— start Record set —

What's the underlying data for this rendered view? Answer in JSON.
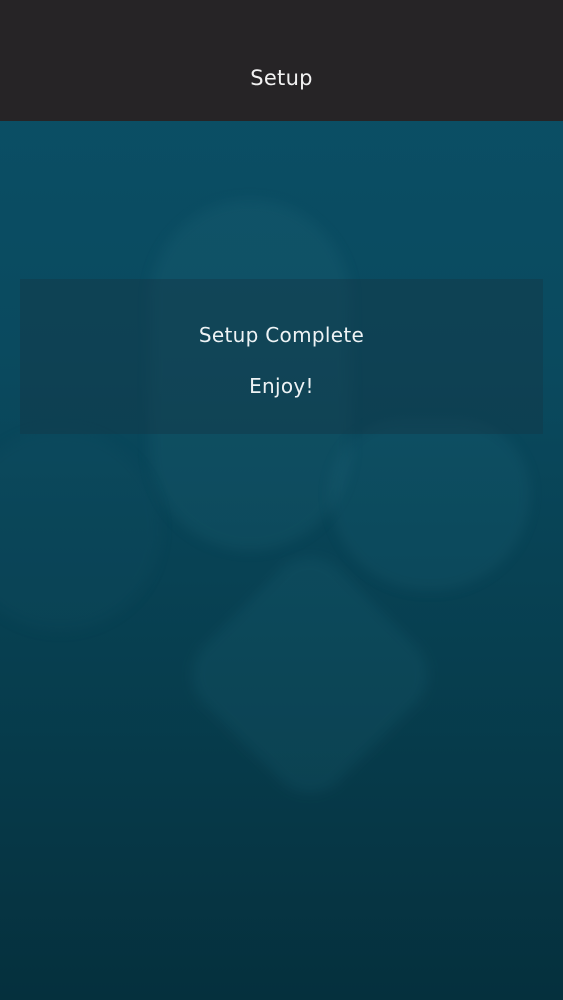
{
  "header": {
    "title": "Setup"
  },
  "message": {
    "title": "Setup Complete",
    "subtitle": "Enjoy!"
  },
  "colors": {
    "header_background": "#262426",
    "background_top": "#0b5067",
    "background_bottom": "#05303d",
    "text": "#eef3f5"
  }
}
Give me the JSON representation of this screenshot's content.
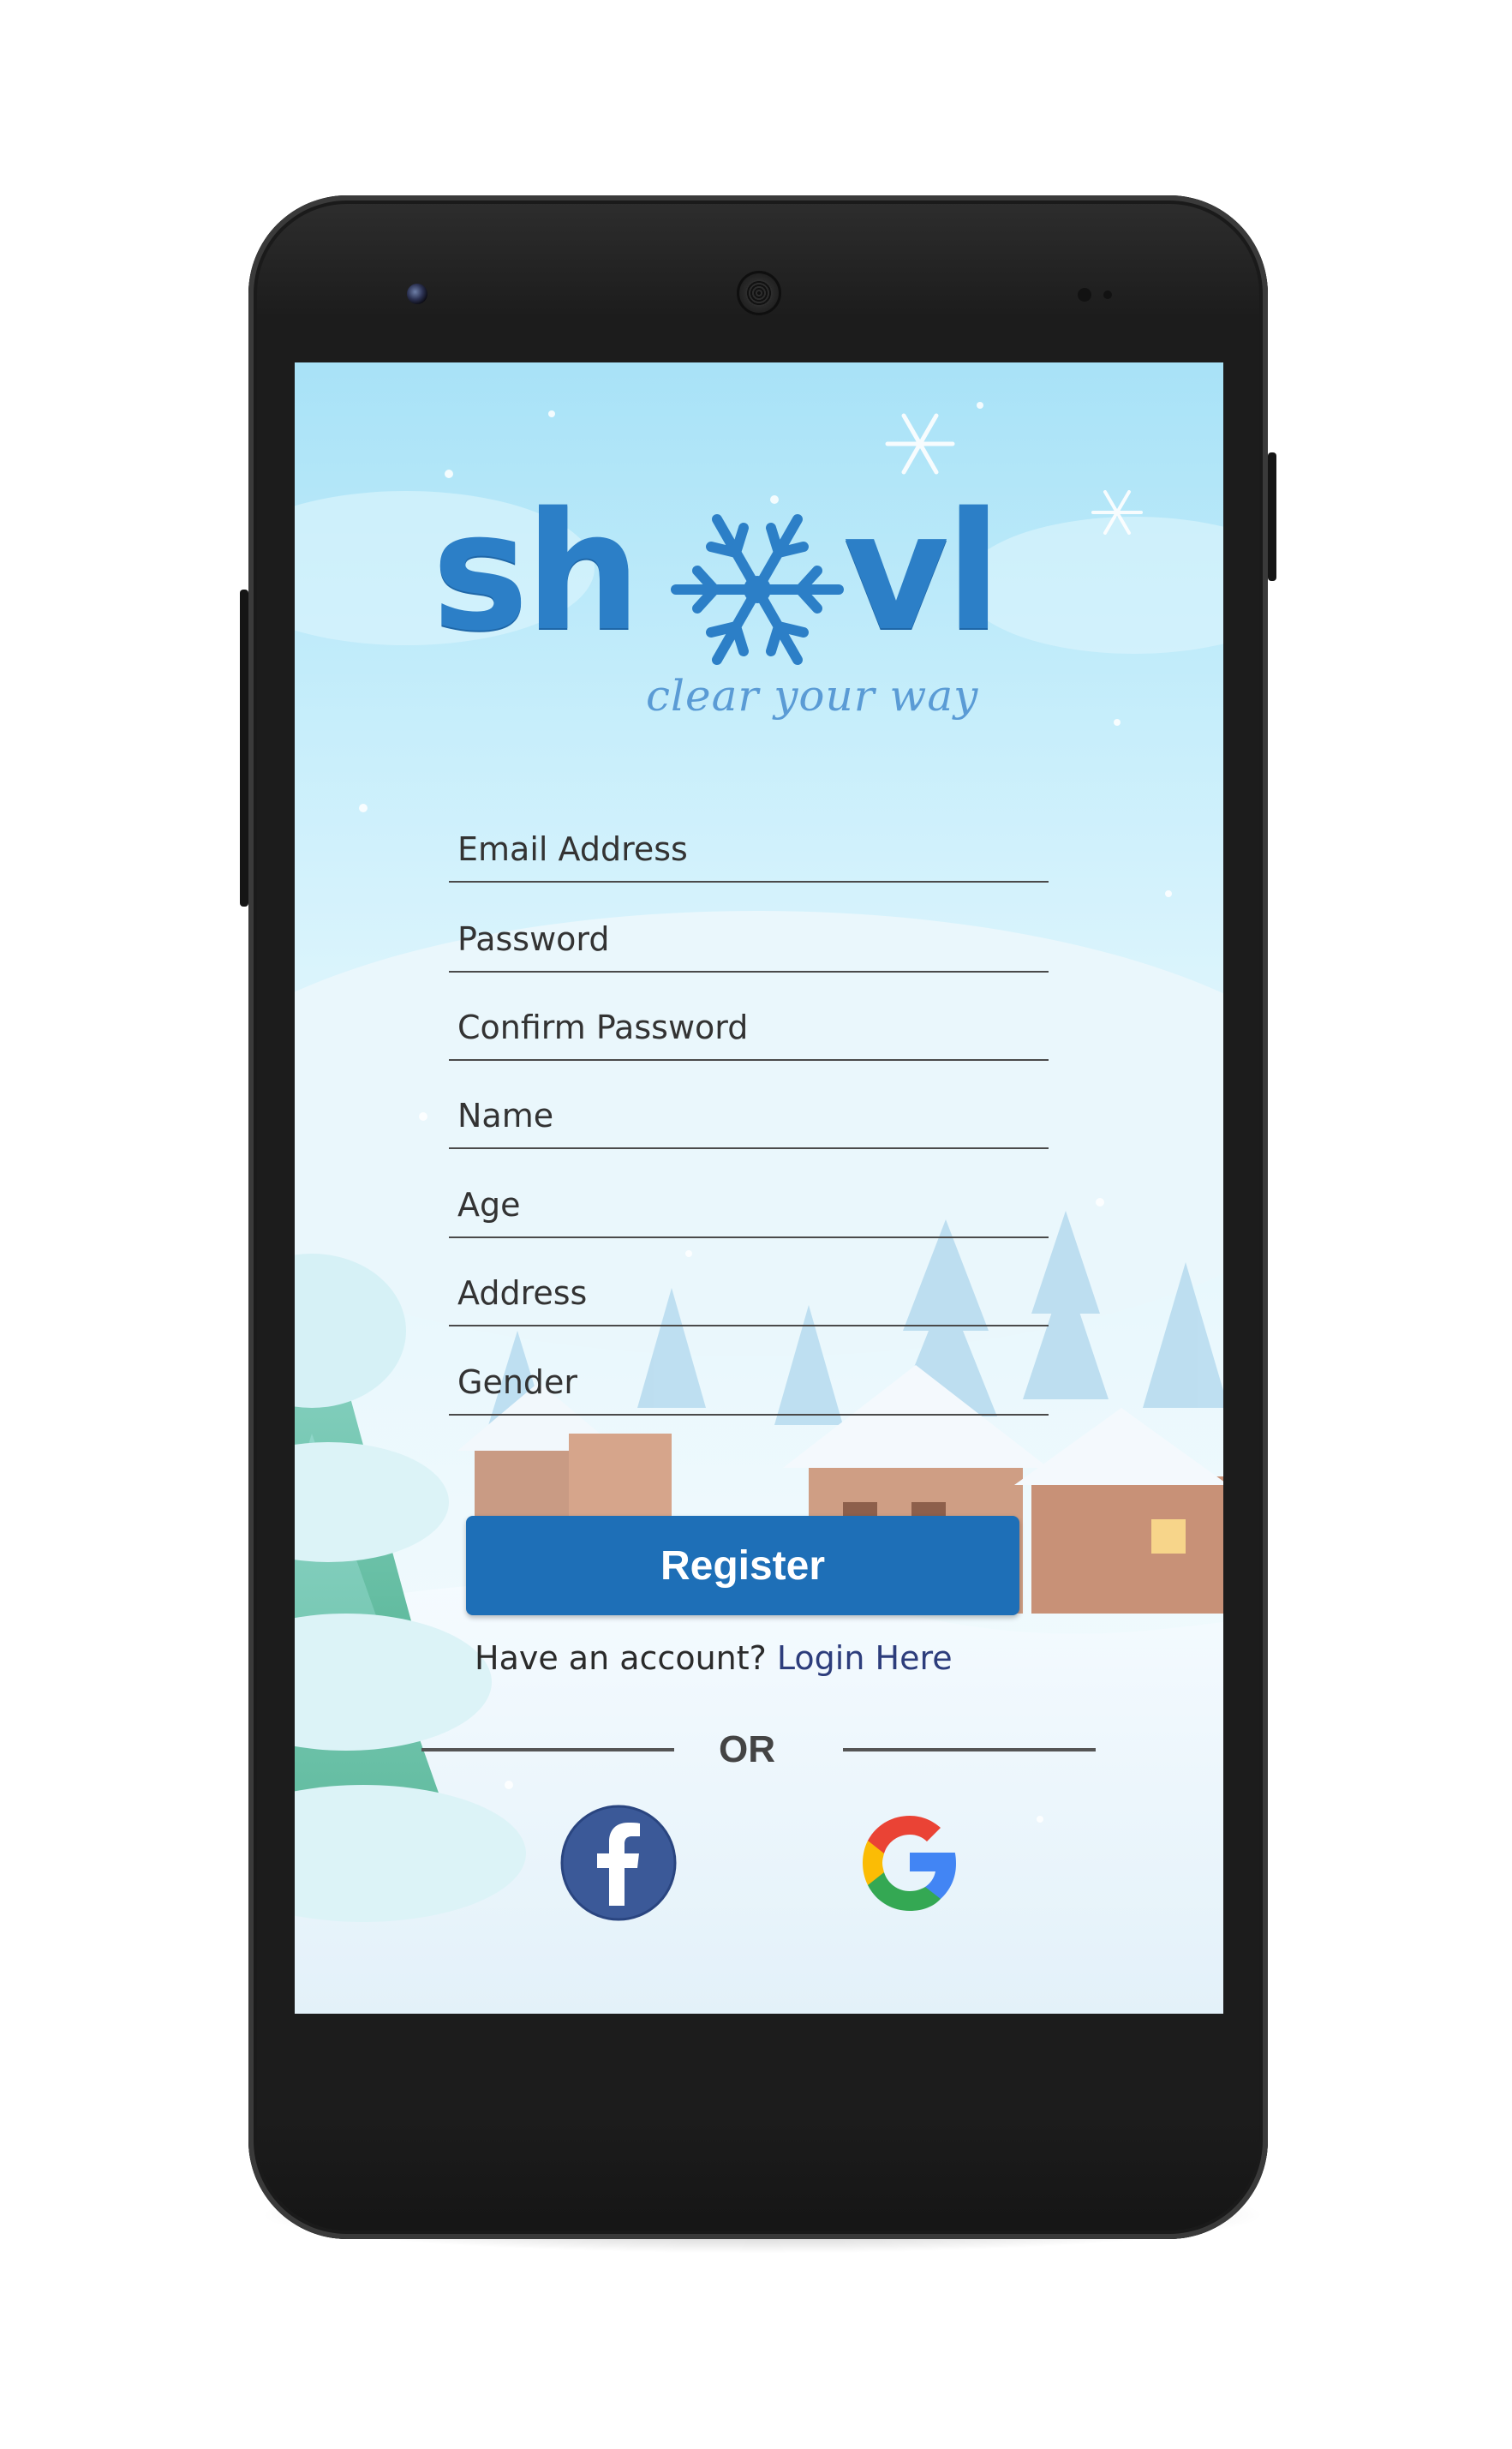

— end Record set —

■ **Your objective**
Transcribe each entry precisely as given, leaving the pictures out.

■ **Answer below**
What's the underlying data for this rendered view? Answer in JSON.
{
  "header": {
    "title": "Setup"
  },
  "message": {
    "title": "Setup Complete",
    "subtitle": "Enjoy!"
  },
  "colors": {
    "header_background": "#262426",
    "background_top": "#0b5067",
    "background_bottom": "#05303d",
    "text": "#eef3f5"
  }
}
Give me the JSON representation of this screenshot's content.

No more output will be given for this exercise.